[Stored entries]
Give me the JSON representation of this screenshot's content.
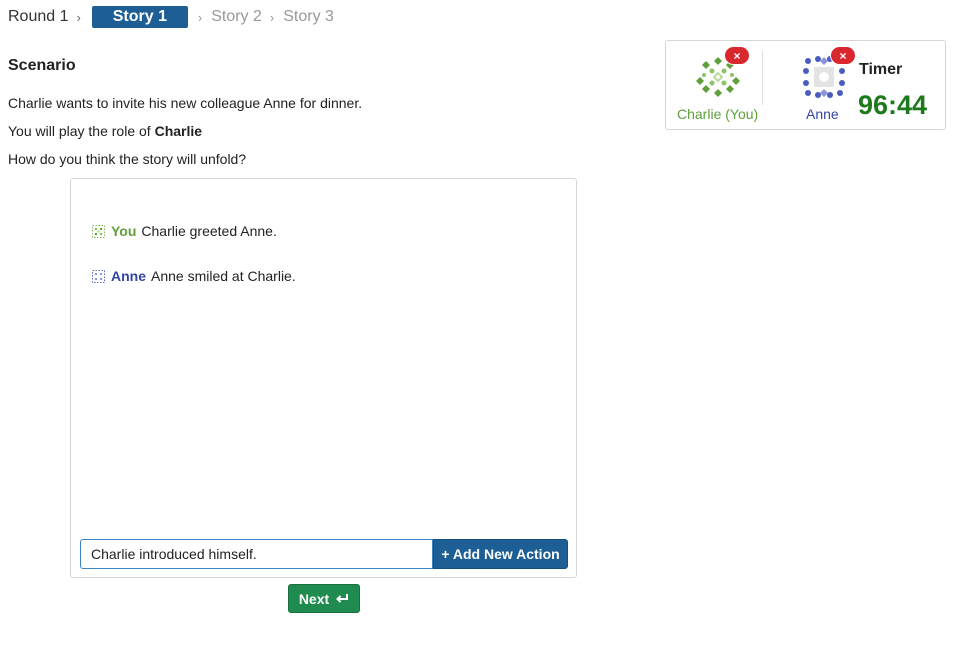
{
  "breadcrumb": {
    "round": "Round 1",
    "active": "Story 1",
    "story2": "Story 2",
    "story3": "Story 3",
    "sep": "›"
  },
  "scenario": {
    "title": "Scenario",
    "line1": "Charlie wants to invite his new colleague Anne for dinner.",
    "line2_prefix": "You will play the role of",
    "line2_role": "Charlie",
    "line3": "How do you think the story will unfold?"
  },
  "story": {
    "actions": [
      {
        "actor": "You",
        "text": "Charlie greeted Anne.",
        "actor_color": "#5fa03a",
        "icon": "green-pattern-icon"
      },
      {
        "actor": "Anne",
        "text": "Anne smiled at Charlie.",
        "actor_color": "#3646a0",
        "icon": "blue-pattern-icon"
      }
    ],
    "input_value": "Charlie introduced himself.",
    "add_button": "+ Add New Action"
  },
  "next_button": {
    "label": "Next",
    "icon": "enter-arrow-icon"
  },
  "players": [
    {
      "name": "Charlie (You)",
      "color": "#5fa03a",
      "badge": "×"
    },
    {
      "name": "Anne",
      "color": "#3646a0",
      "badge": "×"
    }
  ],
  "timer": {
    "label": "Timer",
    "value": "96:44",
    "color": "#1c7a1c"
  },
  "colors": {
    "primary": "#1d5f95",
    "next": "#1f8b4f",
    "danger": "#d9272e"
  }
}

* * *

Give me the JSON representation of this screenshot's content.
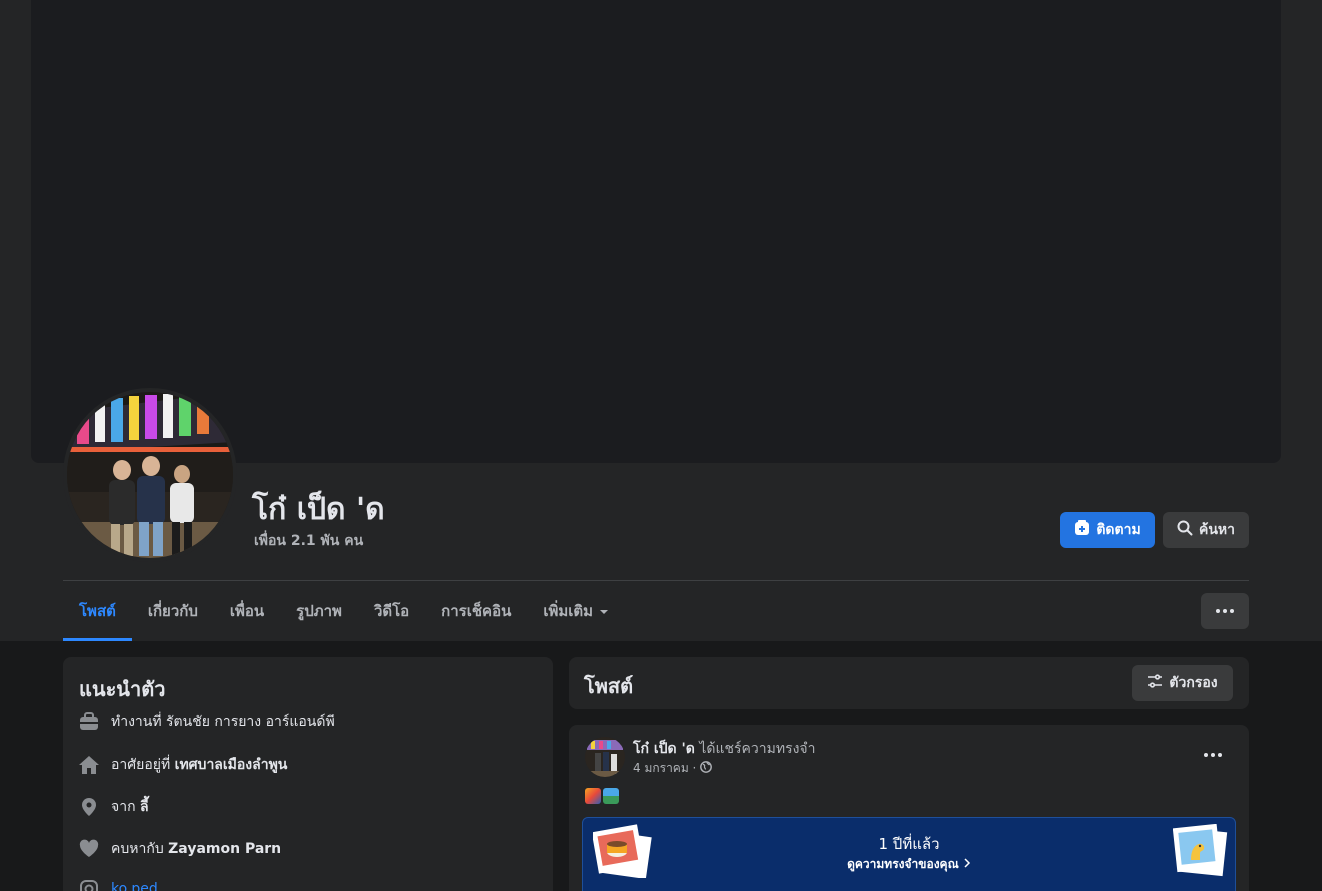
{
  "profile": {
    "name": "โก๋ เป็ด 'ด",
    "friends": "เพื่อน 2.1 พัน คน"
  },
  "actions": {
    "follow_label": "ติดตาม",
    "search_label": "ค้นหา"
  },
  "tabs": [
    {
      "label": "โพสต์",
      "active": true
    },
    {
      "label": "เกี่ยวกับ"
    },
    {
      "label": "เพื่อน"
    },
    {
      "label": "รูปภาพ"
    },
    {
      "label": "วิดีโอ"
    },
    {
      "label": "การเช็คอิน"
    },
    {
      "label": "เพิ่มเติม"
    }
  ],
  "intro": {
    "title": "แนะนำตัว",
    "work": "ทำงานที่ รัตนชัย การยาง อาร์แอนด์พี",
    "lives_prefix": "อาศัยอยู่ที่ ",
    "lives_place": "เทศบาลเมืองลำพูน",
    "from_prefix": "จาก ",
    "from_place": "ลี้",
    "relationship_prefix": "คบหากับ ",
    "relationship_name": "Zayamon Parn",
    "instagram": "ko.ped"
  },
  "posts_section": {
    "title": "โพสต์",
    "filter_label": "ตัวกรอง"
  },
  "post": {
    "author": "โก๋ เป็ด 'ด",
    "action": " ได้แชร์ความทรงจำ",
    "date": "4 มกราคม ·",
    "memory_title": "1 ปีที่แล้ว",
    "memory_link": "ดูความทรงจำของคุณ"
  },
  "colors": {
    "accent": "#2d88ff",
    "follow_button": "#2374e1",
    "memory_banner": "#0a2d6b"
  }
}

---

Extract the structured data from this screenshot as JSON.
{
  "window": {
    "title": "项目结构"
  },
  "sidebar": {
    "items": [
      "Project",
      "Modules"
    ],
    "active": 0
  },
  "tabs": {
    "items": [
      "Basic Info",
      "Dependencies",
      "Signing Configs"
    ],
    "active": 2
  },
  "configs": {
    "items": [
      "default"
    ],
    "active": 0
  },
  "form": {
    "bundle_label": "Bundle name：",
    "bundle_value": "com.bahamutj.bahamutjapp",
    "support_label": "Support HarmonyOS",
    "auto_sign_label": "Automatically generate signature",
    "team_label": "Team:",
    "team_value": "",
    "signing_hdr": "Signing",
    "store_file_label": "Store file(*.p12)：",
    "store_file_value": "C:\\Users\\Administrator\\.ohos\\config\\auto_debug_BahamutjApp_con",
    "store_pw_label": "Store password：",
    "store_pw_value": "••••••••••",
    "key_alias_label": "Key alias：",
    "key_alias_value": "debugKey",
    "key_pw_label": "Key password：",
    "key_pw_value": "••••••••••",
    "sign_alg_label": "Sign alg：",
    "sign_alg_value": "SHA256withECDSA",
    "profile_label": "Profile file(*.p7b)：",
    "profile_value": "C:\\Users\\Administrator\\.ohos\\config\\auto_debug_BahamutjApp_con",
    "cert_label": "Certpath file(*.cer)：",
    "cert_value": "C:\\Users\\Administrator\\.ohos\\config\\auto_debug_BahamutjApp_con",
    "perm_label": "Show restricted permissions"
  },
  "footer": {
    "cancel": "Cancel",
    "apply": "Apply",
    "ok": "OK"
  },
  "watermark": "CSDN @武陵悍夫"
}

## What the task requires
Copy all lines from the listing that contain "Signing".

## Exercise answer
      "Signing Configs"
    "signing_hdr": "Signing",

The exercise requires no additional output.